Exercise directions: The entries below contain pictures. Retype everything except those pictures, exactly as given.
* Start Supplied entries *
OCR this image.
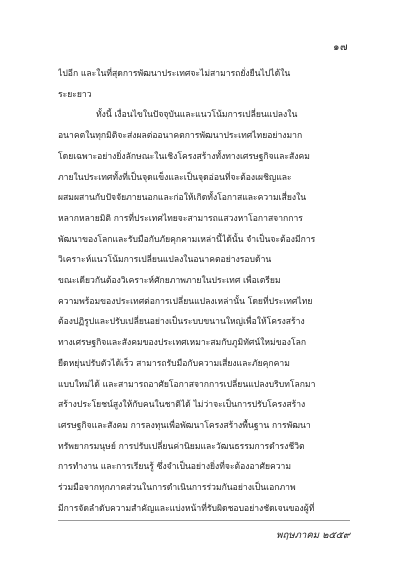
๑๗
ไปอีก และในที่สุดการพัฒนาประเทศจะไม่สามารถยั่งยืนไปได้ใน
ระยะยาว
ทั้งนี้ เงื่อนไขในปัจจุบันและแนวโน้มการเปลี่ยนแปลงใน
อนาคตในทุกมิติจะส่งผลต่ออนาคตการพัฒนาประเทศไทยอย่างมาก
โดยเฉพาะอย่างยิ่งลักษณะในเชิงโครงสร้างทั้งทางเศรษฐกิจและสังคม
ภายในประเทศทั้งที่เป็นจุดแข็งและเป็นจุดอ่อนที่จะต้องเผชิญและ
ผสมผสานกับปัจจัยภายนอกและก่อให้เกิดทั้งโอกาสและความเสี่ยงใน
หลากหลายมิติ การที่ประเทศไทยจะสามารถแสวงหาโอกาสจากการ
พัฒนาของโลกและรับมือกับภัยคุกคามเหล่านี้ได้นั้น จำเป็นจะต้องมีการ
วิเคราะห์แนวโน้มการเปลี่ยนแปลงในอนาคตอย่างรอบด้าน
ขณะเดียวกันต้องวิเคราะห์ศักยภาพภายในประเทศ เพื่อเตรียม
ความพร้อมของประเทศต่อการเปลี่ยนแปลงเหล่านั้น โดยที่ประเทศไทย
ต้องปฏิรูปและปรับเปลี่ยนอย่างเป็นระบบขนานใหญ่เพื่อให้โครงสร้าง
ทางเศรษฐกิจและสังคมของประเทศเหมาะสมกับภูมิทัศน์ใหม่ของโลก
ยืดหยุ่นปรับตัวได้เร็ว สามารถรับมือกับความเสี่ยงและภัยคุกคาม
แบบใหม่ได้ และสามารถอาศัยโอกาสจากการเปลี่ยนแปลงบริบทโลกมา
สร้างประโยชน์สูงให้กับคนในชาติได้ ไม่ว่าจะเป็นการปรับโครงสร้าง
เศรษฐกิจและสังคม การลงทุนเพื่อพัฒนาโครงสร้างพื้นฐาน การพัฒนา
ทรัพยากรมนุษย์ การปรับเปลี่ยนค่านิยมและวัฒนธรรมการดำรงชีวิต
การทำงาน และการเรียนรู้ ซึ่งจำเป็นอย่างยิ่งที่จะต้องอาศัยความ
ร่วมมือจากทุกภาคส่วนในการดำเนินการร่วมกันอย่างเป็นเอกภาพ
มีการจัดลำดับความสำคัญและแบ่งหน้าที่รับผิดชอบอย่างชัดเจนของผู้ที่
พฤษภาคม ๒๕๕๙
* End Supplied entries *
Response:
OCR this image.
๑๗
ไปอีก และในที่สุดการพัฒนาประเทศจะไม่สามารถยั่งยืนไปได้ใน
ระยะยาว
ทั้งนี้ เงื่อนไขในปัจจุบันและแนวโน้มการเปลี่ยนแปลงใน
อนาคตในทุกมิติจะส่งผลต่ออนาคตการพัฒนาประเทศไทยอย่างมาก
โดยเฉพาะอย่างยิ่งลักษณะในเชิงโครงสร้างทั้งทางเศรษฐกิจและสังคม
ภายในประเทศทั้งที่เป็นจุดแข็งและเป็นจุดอ่อนที่จะต้องเผชิญและ
ผสมผสานกับปัจจัยภายนอกและก่อให้เกิดทั้งโอกาสและความเสี่ยงใน
หลากหลายมิติ การที่ประเทศไทยจะสามารถแสวงหาโอกาสจากการ
พัฒนาของโลกและรับมือกับภัยคุกคามเหล่านี้ได้นั้น จำเป็นจะต้องมีการ
วิเคราะห์แนวโน้มการเปลี่ยนแปลงในอนาคตอย่างรอบด้าน
ขณะเดียวกันต้องวิเคราะห์ศักยภาพภายในประเทศ เพื่อเตรียม
ความพร้อมของประเทศต่อการเปลี่ยนแปลงเหล่านั้น โดยที่ประเทศไทย
ต้องปฏิรูปและปรับเปลี่ยนอย่างเป็นระบบขนานใหญ่เพื่อให้โครงสร้าง
ทางเศรษฐกิจและสังคมของประเทศเหมาะสมกับภูมิทัศน์ใหม่ของโลก
ยืดหยุ่นปรับตัวได้เร็ว สามารถรับมือกับความเสี่ยงและภัยคุกคาม
แบบใหม่ได้ และสามารถอาศัยโอกาสจากการเปลี่ยนแปลงบริบทโลกมา
สร้างประโยชน์สูงให้กับคนในชาติได้ ไม่ว่าจะเป็นการปรับโครงสร้าง
เศรษฐกิจและสังคม การลงทุนเพื่อพัฒนาโครงสร้างพื้นฐาน การพัฒนา
ทรัพยากรมนุษย์ การปรับเปลี่ยนค่านิยมและวัฒนธรรมการดำรงชีวิต
การทำงาน และการเรียนรู้ ซึ่งจำเป็นอย่างยิ่งที่จะต้องอาศัยความ
ร่วมมือจากทุกภาคส่วนในการดำเนินการร่วมกันอย่างเป็นเอกภาพ
มีการจัดลำดับความสำคัญและแบ่งหน้าที่รับผิดชอบอย่างชัดเจนของผู้ที่
พฤษภาคม ๒๕๕๙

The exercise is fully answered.